Stored items:
* * *

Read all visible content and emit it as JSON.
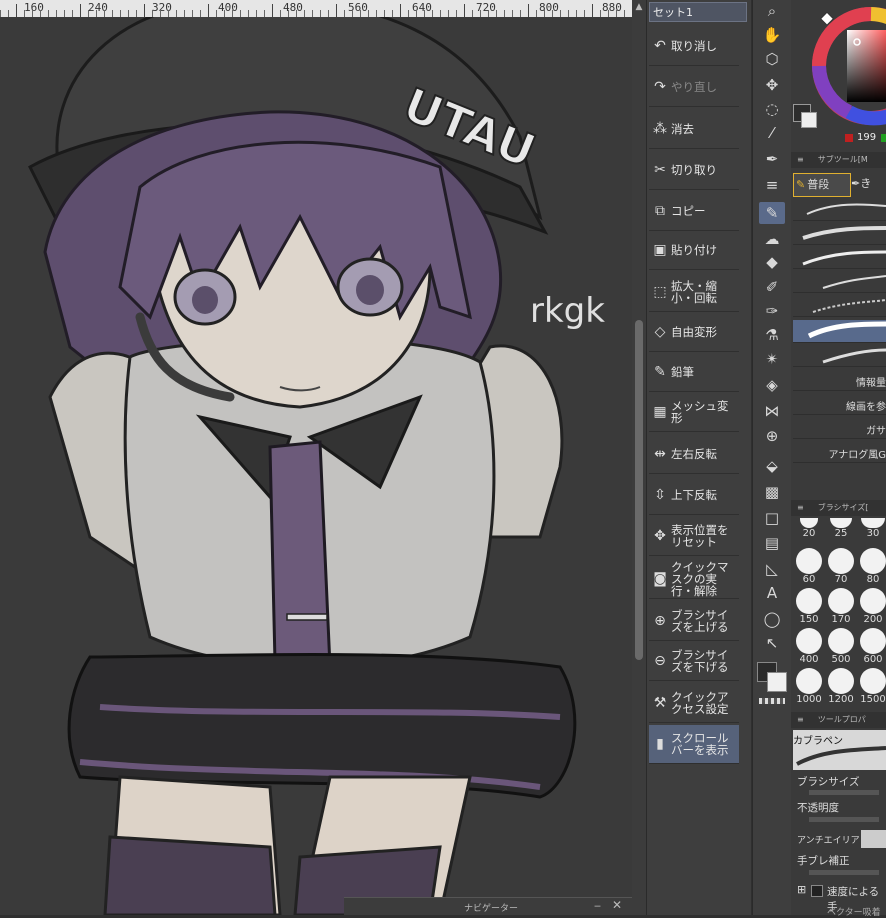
{
  "ruler": {
    "labels": [
      "160",
      "240",
      "320",
      "400",
      "480",
      "560",
      "640",
      "720",
      "800",
      "880"
    ]
  },
  "artwork": {
    "cap_text": "UTAU",
    "scribble_text": "rkgk"
  },
  "navigator": {
    "title": "ナビゲーター"
  },
  "command_bar": {
    "set_name": "セット1",
    "items": [
      {
        "label": "取り消し",
        "icon": "undo-icon"
      },
      {
        "label": "やり直し",
        "icon": "redo-icon"
      },
      {
        "label": "消去",
        "icon": "clear-icon"
      },
      {
        "label": "切り取り",
        "icon": "scissors-icon"
      },
      {
        "label": "コピー",
        "icon": "copy-icon"
      },
      {
        "label": "貼り付け",
        "icon": "paste-icon"
      },
      {
        "label": "拡大・縮小・回転",
        "icon": "scale-rotate-icon"
      },
      {
        "label": "自由変形",
        "icon": "free-transform-icon"
      },
      {
        "label": "鉛筆",
        "icon": "pencil-icon"
      },
      {
        "label": "メッシュ変形",
        "icon": "mesh-transform-icon"
      },
      {
        "label": "左右反転",
        "icon": "flip-horizontal-icon"
      },
      {
        "label": "上下反転",
        "icon": "flip-vertical-icon"
      },
      {
        "label": "表示位置をリセット",
        "icon": "reset-view-icon"
      },
      {
        "label": "クイックマスクの実行・解除",
        "icon": "quick-mask-icon"
      },
      {
        "label": "ブラシサイズを上げる",
        "icon": "brush-size-up-icon"
      },
      {
        "label": "ブラシサイズを下げる",
        "icon": "brush-size-down-icon"
      },
      {
        "label": "クイックアクセス設定",
        "icon": "wrench-icon"
      },
      {
        "label": "スクロールバーを表示",
        "icon": "scrollbar-icon"
      }
    ]
  },
  "color": {
    "r_value": "199",
    "hue_marker": "#e05030"
  },
  "sub_tool": {
    "title": "サブツール[M",
    "tab_normal": "普段",
    "tab_other": "き",
    "brushes": [
      "",
      "",
      "",
      "",
      "",
      "",
      "情報量",
      "線画を参",
      "ガサ",
      "アナログ風G",
      ""
    ]
  },
  "brush_size": {
    "title": "ブラシサイズ[",
    "sizes": [
      "20",
      "25",
      "30",
      "60",
      "70",
      "80",
      "150",
      "170",
      "200",
      "400",
      "500",
      "600",
      "1000",
      "1200",
      "1500"
    ]
  },
  "tool_property": {
    "title": "ツールプロパ",
    "tool_name": "カブラペン",
    "rows": [
      "ブラシサイズ",
      "不透明度",
      "アンチエイリア",
      "手ブレ補正",
      "速度による手"
    ],
    "footer": "ベクター吸着"
  }
}
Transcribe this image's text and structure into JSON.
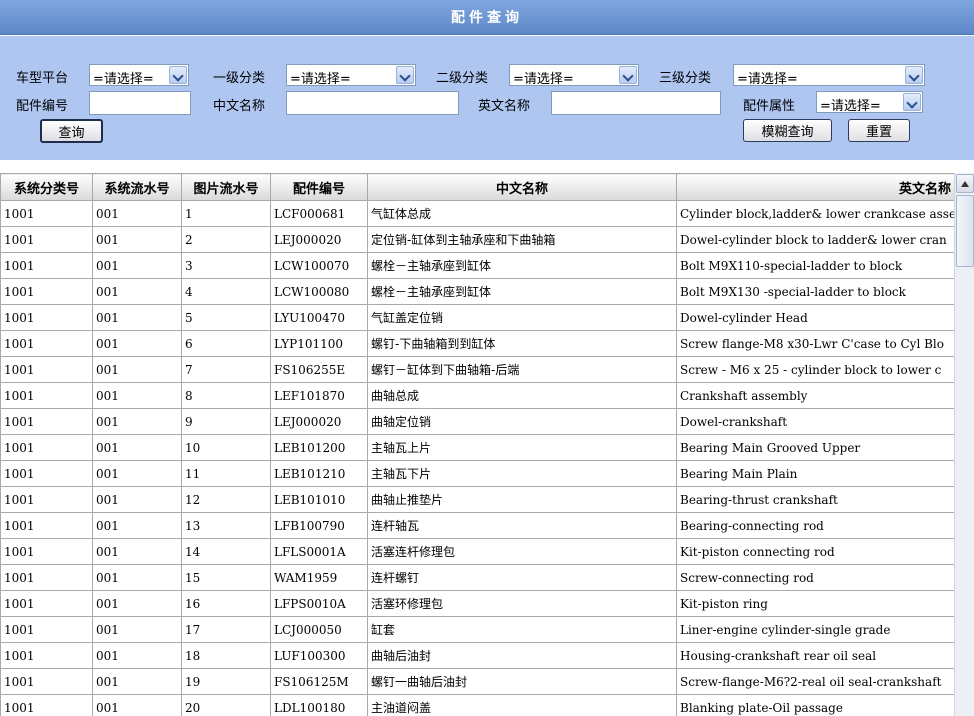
{
  "header": {
    "title": "配件查询"
  },
  "filters": {
    "vehicle_platform": {
      "label": "车型平台",
      "value": "=请选择="
    },
    "category_1": {
      "label": "一级分类",
      "value": "=请选择="
    },
    "category_2": {
      "label": "二级分类",
      "value": "=请选择="
    },
    "category_3": {
      "label": "三级分类",
      "value": "=请选择="
    },
    "part_number": {
      "label": "配件编号",
      "value": ""
    },
    "chinese_name": {
      "label": "中文名称",
      "value": ""
    },
    "english_name": {
      "label": "英文名称",
      "value": ""
    },
    "part_attribute": {
      "label": "配件属性",
      "value": "=请选择="
    }
  },
  "buttons": {
    "query": "查询",
    "fuzzy_query": "模糊查询",
    "reset": "重置"
  },
  "table": {
    "columns": [
      "系统分类号",
      "系统流水号",
      "图片流水号",
      "配件编号",
      "中文名称",
      "英文名称"
    ],
    "rows": [
      [
        "1001",
        "001",
        "1",
        "LCF000681",
        "气缸体总成",
        "Cylinder block,ladder& lower crankcase asse"
      ],
      [
        "1001",
        "001",
        "2",
        "LEJ000020",
        "定位销-缸体到主轴承座和下曲轴箱",
        "Dowel-cylinder block to ladder& lower cran"
      ],
      [
        "1001",
        "001",
        "3",
        "LCW100070",
        "螺栓－主轴承座到缸体",
        "Bolt M9X110-special-ladder to block"
      ],
      [
        "1001",
        "001",
        "4",
        "LCW100080",
        "螺栓－主轴承座到缸体",
        "Bolt M9X130 -special-ladder to block"
      ],
      [
        "1001",
        "001",
        "5",
        "LYU100470",
        "气缸盖定位销",
        "Dowel-cylinder Head"
      ],
      [
        "1001",
        "001",
        "6",
        "LYP101100",
        "螺钉-下曲轴箱到到缸体",
        "Screw flange-M8 x30-Lwr C'case to Cyl Blo"
      ],
      [
        "1001",
        "001",
        "7",
        "FS106255E",
        "螺钉－缸体到下曲轴箱-后端",
        "Screw - M6 x 25 - cylinder block to lower c"
      ],
      [
        "1001",
        "001",
        "8",
        "LEF101870",
        "曲轴总成",
        "Crankshaft assembly"
      ],
      [
        "1001",
        "001",
        "9",
        "LEJ000020",
        "曲轴定位销",
        "Dowel-crankshaft"
      ],
      [
        "1001",
        "001",
        "10",
        "LEB101200",
        "主轴瓦上片",
        "Bearing Main Grooved Upper"
      ],
      [
        "1001",
        "001",
        "11",
        "LEB101210",
        "主轴瓦下片",
        "Bearing Main Plain"
      ],
      [
        "1001",
        "001",
        "12",
        "LEB101010",
        "曲轴止推垫片",
        "Bearing-thrust crankshaft"
      ],
      [
        "1001",
        "001",
        "13",
        "LFB100790",
        "连杆轴瓦",
        "Bearing-connecting rod"
      ],
      [
        "1001",
        "001",
        "14",
        "LFLS0001A",
        "活塞连杆修理包",
        "Kit-piston connecting rod"
      ],
      [
        "1001",
        "001",
        "15",
        "WAM1959",
        "连杆螺钉",
        "Screw-connecting rod"
      ],
      [
        "1001",
        "001",
        "16",
        "LFPS0010A",
        "活塞环修理包",
        "Kit-piston ring"
      ],
      [
        "1001",
        "001",
        "17",
        "LCJ000050",
        "缸套",
        "Liner-engine cylinder-single grade"
      ],
      [
        "1001",
        "001",
        "18",
        "LUF100300",
        "曲轴后油封",
        "Housing-crankshaft rear oil seal"
      ],
      [
        "1001",
        "001",
        "19",
        "FS106125M",
        "螺钉一曲轴后油封",
        "Screw-flange-M6?2-real oil seal-crankshaft"
      ],
      [
        "1001",
        "001",
        "20",
        "LDL100180",
        "主油道闷盖",
        "Blanking plate-Oil passage"
      ]
    ]
  }
}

* * *

Stated goal:
Reproduce each entry verbatim, excluding any embedded images.

Problem solution:
Read all visible content and emit it as JSON.
{
  "ruler": {
    "labels": [
      "160",
      "240",
      "320",
      "400",
      "480",
      "560",
      "640",
      "720",
      "800",
      "880"
    ]
  },
  "artwork": {
    "cap_text": "UTAU",
    "scribble_text": "rkgk"
  },
  "navigator": {
    "title": "ナビゲーター"
  },
  "command_bar": {
    "set_name": "セット1",
    "items": [
      {
        "label": "取り消し",
        "icon": "undo-icon"
      },
      {
        "label": "やり直し",
        "icon": "redo-icon"
      },
      {
        "label": "消去",
        "icon": "clear-icon"
      },
      {
        "label": "切り取り",
        "icon": "scissors-icon"
      },
      {
        "label": "コピー",
        "icon": "copy-icon"
      },
      {
        "label": "貼り付け",
        "icon": "paste-icon"
      },
      {
        "label": "拡大・縮小・回転",
        "icon": "scale-rotate-icon"
      },
      {
        "label": "自由変形",
        "icon": "free-transform-icon"
      },
      {
        "label": "鉛筆",
        "icon": "pencil-icon"
      },
      {
        "label": "メッシュ変形",
        "icon": "mesh-transform-icon"
      },
      {
        "label": "左右反転",
        "icon": "flip-horizontal-icon"
      },
      {
        "label": "上下反転",
        "icon": "flip-vertical-icon"
      },
      {
        "label": "表示位置をリセット",
        "icon": "reset-view-icon"
      },
      {
        "label": "クイックマスクの実行・解除",
        "icon": "quick-mask-icon"
      },
      {
        "label": "ブラシサイズを上げる",
        "icon": "brush-size-up-icon"
      },
      {
        "label": "ブラシサイズを下げる",
        "icon": "brush-size-down-icon"
      },
      {
        "label": "クイックアクセス設定",
        "icon": "wrench-icon"
      },
      {
        "label": "スクロールバーを表示",
        "icon": "scrollbar-icon"
      }
    ]
  },
  "color": {
    "r_value": "199",
    "hue_marker": "#e05030"
  },
  "sub_tool": {
    "title": "サブツール[M",
    "tab_normal": "普段",
    "tab_other": "き",
    "brushes": [
      "",
      "",
      "",
      "",
      "",
      "",
      "情報量",
      "線画を参",
      "ガサ",
      "アナログ風G",
      ""
    ]
  },
  "brush_size": {
    "title": "ブラシサイズ[",
    "sizes": [
      "20",
      "25",
      "30",
      "60",
      "70",
      "80",
      "150",
      "170",
      "200",
      "400",
      "500",
      "600",
      "1000",
      "1200",
      "1500"
    ]
  },
  "tool_property": {
    "title": "ツールプロパ",
    "tool_name": "カブラペン",
    "rows": [
      "ブラシサイズ",
      "不透明度",
      "アンチエイリア",
      "手ブレ補正",
      "速度による手"
    ],
    "footer": "ベクター吸着"
  }
}
Transcribe this image's text and structure into JSON.
{
  "header": {
    "title": "配件查询"
  },
  "filters": {
    "vehicle_platform": {
      "label": "车型平台",
      "value": "=请选择="
    },
    "category_1": {
      "label": "一级分类",
      "value": "=请选择="
    },
    "category_2": {
      "label": "二级分类",
      "value": "=请选择="
    },
    "category_3": {
      "label": "三级分类",
      "value": "=请选择="
    },
    "part_number": {
      "label": "配件编号",
      "value": ""
    },
    "chinese_name": {
      "label": "中文名称",
      "value": ""
    },
    "english_name": {
      "label": "英文名称",
      "value": ""
    },
    "part_attribute": {
      "label": "配件属性",
      "value": "=请选择="
    }
  },
  "buttons": {
    "query": "查询",
    "fuzzy_query": "模糊查询",
    "reset": "重置"
  },
  "table": {
    "columns": [
      "系统分类号",
      "系统流水号",
      "图片流水号",
      "配件编号",
      "中文名称",
      "英文名称"
    ],
    "rows": [
      [
        "1001",
        "001",
        "1",
        "LCF000681",
        "气缸体总成",
        "Cylinder block,ladder& lower crankcase asse"
      ],
      [
        "1001",
        "001",
        "2",
        "LEJ000020",
        "定位销-缸体到主轴承座和下曲轴箱",
        "Dowel-cylinder block to ladder& lower cran"
      ],
      [
        "1001",
        "001",
        "3",
        "LCW100070",
        "螺栓－主轴承座到缸体",
        "Bolt M9X110-special-ladder to block"
      ],
      [
        "1001",
        "001",
        "4",
        "LCW100080",
        "螺栓－主轴承座到缸体",
        "Bolt M9X130 -special-ladder to block"
      ],
      [
        "1001",
        "001",
        "5",
        "LYU100470",
        "气缸盖定位销",
        "Dowel-cylinder Head"
      ],
      [
        "1001",
        "001",
        "6",
        "LYP101100",
        "螺钉-下曲轴箱到到缸体",
        "Screw flange-M8 x30-Lwr C'case to Cyl Blo"
      ],
      [
        "1001",
        "001",
        "7",
        "FS106255E",
        "螺钉－缸体到下曲轴箱-后端",
        "Screw - M6 x 25 - cylinder block to lower c"
      ],
      [
        "1001",
        "001",
        "8",
        "LEF101870",
        "曲轴总成",
        "Crankshaft assembly"
      ],
      [
        "1001",
        "001",
        "9",
        "LEJ000020",
        "曲轴定位销",
        "Dowel-crankshaft"
      ],
      [
        "1001",
        "001",
        "10",
        "LEB101200",
        "主轴瓦上片",
        "Bearing Main Grooved Upper"
      ],
      [
        "1001",
        "001",
        "11",
        "LEB101210",
        "主轴瓦下片",
        "Bearing Main Plain"
      ],
      [
        "1001",
        "001",
        "12",
        "LEB101010",
        "曲轴止推垫片",
        "Bearing-thrust crankshaft"
      ],
      [
        "1001",
        "001",
        "13",
        "LFB100790",
        "连杆轴瓦",
        "Bearing-connecting rod"
      ],
      [
        "1001",
        "001",
        "14",
        "LFLS0001A",
        "活塞连杆修理包",
        "Kit-piston connecting rod"
      ],
      [
        "1001",
        "001",
        "15",
        "WAM1959",
        "连杆螺钉",
        "Screw-connecting rod"
      ],
      [
        "1001",
        "001",
        "16",
        "LFPS0010A",
        "活塞环修理包",
        "Kit-piston ring"
      ],
      [
        "1001",
        "001",
        "17",
        "LCJ000050",
        "缸套",
        "Liner-engine cylinder-single grade"
      ],
      [
        "1001",
        "001",
        "18",
        "LUF100300",
        "曲轴后油封",
        "Housing-crankshaft rear oil seal"
      ],
      [
        "1001",
        "001",
        "19",
        "FS106125M",
        "螺钉一曲轴后油封",
        "Screw-flange-M6?2-real oil seal-crankshaft"
      ],
      [
        "1001",
        "001",
        "20",
        "LDL100180",
        "主油道闷盖",
        "Blanking plate-Oil passage"
      ]
    ]
  }
}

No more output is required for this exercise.